## Start INPUT FOR THIS TASK
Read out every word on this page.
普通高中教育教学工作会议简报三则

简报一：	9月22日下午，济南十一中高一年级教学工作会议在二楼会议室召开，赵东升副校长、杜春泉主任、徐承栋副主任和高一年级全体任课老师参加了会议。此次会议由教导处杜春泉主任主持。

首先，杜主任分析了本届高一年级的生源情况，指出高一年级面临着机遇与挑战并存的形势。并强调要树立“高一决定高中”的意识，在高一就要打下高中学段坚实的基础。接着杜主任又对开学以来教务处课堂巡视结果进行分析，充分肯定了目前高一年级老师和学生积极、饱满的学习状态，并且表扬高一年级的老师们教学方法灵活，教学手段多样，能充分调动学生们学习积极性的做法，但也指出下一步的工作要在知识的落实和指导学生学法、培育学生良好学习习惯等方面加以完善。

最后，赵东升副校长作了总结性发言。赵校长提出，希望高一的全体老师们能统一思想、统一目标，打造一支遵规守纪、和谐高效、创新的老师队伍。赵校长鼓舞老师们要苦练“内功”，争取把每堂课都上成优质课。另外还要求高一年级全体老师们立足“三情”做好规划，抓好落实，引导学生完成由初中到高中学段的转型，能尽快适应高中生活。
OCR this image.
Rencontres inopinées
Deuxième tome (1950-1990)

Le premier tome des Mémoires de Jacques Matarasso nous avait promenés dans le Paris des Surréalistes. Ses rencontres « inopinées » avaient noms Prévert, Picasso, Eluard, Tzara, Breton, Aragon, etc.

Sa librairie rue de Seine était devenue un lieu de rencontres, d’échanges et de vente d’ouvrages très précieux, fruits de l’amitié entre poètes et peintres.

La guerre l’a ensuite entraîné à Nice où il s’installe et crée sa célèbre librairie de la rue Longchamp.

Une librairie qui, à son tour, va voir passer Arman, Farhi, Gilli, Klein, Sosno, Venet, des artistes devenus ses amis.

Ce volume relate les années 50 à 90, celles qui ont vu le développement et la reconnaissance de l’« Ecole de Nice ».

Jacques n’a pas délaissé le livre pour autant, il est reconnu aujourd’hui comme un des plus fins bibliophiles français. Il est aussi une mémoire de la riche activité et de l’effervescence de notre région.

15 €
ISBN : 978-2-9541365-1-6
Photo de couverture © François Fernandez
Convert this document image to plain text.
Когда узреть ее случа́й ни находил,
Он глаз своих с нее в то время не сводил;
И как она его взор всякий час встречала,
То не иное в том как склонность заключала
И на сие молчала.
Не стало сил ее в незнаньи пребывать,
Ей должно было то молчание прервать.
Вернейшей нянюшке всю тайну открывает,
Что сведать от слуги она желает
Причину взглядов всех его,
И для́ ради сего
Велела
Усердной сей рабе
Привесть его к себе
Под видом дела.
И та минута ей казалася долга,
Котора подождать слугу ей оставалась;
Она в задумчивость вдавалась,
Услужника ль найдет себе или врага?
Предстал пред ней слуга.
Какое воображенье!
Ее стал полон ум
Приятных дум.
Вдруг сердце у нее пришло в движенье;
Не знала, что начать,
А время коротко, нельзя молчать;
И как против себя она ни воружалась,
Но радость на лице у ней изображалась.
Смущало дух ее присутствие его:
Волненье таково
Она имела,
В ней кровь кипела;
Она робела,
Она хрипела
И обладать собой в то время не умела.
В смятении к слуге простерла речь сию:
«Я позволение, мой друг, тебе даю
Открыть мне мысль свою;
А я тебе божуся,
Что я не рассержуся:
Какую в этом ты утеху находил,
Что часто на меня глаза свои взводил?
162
## End INPUT FOR THIS TASK
## Start INPUT FOR THIS TASK
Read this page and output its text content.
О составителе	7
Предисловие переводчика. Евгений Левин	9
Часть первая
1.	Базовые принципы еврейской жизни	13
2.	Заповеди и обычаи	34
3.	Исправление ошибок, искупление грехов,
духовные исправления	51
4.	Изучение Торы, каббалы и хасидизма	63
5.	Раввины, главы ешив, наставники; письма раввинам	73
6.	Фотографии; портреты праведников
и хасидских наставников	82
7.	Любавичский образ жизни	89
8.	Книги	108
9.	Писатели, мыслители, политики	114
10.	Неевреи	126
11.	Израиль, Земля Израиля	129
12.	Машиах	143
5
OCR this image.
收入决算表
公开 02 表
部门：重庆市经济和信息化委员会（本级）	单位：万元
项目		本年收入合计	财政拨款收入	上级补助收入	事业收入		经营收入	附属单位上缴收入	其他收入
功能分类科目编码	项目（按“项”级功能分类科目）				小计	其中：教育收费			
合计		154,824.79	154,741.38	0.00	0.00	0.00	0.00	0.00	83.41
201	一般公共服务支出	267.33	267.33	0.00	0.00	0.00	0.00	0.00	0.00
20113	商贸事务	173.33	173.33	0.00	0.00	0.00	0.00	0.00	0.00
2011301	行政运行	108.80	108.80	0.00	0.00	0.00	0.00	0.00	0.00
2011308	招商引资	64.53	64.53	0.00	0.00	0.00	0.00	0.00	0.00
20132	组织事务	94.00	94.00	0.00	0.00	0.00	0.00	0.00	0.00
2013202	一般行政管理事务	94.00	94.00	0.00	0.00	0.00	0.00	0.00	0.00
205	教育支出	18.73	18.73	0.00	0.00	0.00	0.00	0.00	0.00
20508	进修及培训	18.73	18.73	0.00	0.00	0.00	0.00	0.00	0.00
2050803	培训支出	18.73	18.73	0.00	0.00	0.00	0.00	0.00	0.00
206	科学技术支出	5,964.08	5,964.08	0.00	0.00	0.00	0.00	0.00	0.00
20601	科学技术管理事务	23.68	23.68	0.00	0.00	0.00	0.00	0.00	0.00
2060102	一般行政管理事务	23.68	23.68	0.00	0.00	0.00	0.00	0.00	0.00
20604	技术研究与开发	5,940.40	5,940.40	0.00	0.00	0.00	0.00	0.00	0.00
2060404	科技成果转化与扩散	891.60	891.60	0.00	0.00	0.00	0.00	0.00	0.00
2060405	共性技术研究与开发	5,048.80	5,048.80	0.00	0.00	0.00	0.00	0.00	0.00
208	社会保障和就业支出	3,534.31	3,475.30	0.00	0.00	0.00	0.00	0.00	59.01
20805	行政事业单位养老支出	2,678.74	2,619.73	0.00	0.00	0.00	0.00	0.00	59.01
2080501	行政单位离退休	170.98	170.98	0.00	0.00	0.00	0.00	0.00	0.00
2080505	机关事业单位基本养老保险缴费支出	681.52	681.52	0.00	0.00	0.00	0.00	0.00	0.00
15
## End INPUT FOR THIS TASK
## Start INPUT FOR THIS TASK
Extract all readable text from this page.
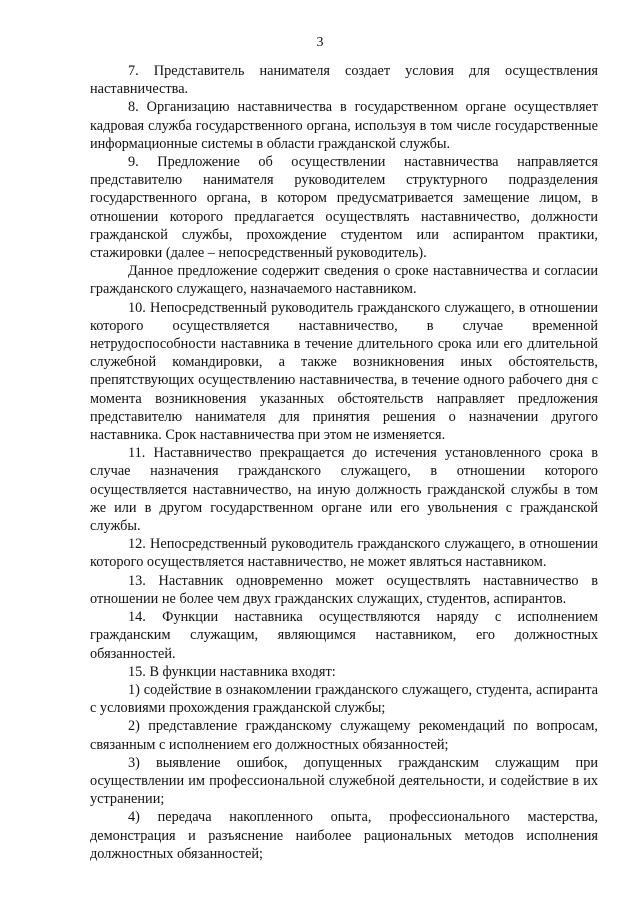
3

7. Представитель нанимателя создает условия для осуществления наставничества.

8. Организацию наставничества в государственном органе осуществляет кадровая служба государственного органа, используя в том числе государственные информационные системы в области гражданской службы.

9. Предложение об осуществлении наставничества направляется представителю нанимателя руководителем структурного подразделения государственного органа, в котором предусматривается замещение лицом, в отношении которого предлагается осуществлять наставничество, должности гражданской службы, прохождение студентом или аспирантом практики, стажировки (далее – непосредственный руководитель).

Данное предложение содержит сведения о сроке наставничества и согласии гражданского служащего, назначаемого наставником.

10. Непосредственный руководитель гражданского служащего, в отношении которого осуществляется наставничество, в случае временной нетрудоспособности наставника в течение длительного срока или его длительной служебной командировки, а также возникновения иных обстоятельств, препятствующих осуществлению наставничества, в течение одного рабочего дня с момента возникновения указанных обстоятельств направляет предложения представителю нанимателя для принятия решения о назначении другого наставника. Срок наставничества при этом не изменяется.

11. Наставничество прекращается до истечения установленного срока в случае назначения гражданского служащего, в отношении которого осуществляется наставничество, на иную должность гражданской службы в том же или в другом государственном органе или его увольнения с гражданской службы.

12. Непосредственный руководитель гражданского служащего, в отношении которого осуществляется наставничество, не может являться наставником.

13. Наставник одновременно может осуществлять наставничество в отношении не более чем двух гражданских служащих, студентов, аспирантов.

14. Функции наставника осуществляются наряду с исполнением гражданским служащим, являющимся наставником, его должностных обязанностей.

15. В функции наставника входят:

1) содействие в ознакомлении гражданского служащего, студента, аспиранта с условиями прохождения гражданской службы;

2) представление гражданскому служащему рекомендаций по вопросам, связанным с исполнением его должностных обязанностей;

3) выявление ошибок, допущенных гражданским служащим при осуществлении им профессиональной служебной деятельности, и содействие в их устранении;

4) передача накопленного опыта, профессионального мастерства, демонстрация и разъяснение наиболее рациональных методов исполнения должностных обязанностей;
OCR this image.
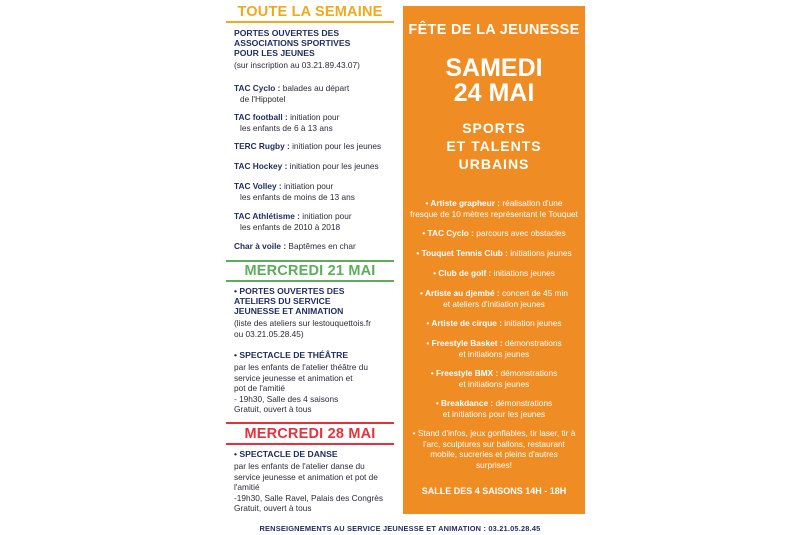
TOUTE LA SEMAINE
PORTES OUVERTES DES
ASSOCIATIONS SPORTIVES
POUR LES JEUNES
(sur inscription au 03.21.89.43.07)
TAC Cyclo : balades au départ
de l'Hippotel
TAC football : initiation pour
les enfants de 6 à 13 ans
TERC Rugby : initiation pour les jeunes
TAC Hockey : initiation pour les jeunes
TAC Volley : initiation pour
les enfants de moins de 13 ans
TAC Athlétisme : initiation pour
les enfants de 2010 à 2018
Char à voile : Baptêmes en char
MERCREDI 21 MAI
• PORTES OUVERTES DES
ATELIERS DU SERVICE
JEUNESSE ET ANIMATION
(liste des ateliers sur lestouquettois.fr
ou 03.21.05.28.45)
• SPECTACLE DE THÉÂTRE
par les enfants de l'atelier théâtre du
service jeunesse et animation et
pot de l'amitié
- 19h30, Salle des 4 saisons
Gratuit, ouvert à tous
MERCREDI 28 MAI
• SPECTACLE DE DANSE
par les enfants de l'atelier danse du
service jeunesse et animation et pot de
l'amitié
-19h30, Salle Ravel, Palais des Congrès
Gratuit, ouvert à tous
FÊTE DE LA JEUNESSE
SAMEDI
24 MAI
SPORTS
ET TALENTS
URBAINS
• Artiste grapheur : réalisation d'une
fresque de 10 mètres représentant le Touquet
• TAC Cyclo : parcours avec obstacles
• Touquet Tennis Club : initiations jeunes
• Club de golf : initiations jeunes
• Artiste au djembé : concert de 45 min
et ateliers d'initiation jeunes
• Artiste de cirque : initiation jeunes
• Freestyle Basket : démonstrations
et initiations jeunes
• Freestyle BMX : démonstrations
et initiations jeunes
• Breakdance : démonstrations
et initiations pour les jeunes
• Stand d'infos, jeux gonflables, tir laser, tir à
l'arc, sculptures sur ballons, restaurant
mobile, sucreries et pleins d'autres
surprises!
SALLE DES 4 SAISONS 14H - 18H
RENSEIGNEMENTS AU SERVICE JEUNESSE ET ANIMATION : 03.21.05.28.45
## End INPUT FOR THIS TASK
• WHAT TO DO: Which lines of the data above contain "служащего"? Copy each one.

• ANSWER FOR THE TASK:
Данное предложение содержит сведения о сроке наставничества и согласии гражданского служащего, назначаемого наставником.
10. Непосредственный руководитель гражданского служащего, в отношении которого осуществляется наставничество, в случае временной нетрудоспособности наставника в течение длительного срока или его длительной служебной командировки, а также возникновения иных обстоятельств, препятствующих осуществлению наставничества, в течение одного рабочего дня с момента возникновения указанных обстоятельств направляет предложения представителю нанимателя для принятия решения о назначении другого наставника. Срок наставничества при этом не изменяется.
11. Наставничество прекращается до истечения установленного срока в случае назначения гражданского служащего, в отношении которого осуществляется наставничество, на иную должность гражданской службы в том же или в другом государственном органе или его увольнения с гражданской службы.
12. Непосредственный руководитель гражданского служащего, в отношении которого осуществляется наставничество, не может являться наставником.
1) содействие в ознакомлении гражданского служащего, студента, аспиранта с условиями прохождения гражданской службы;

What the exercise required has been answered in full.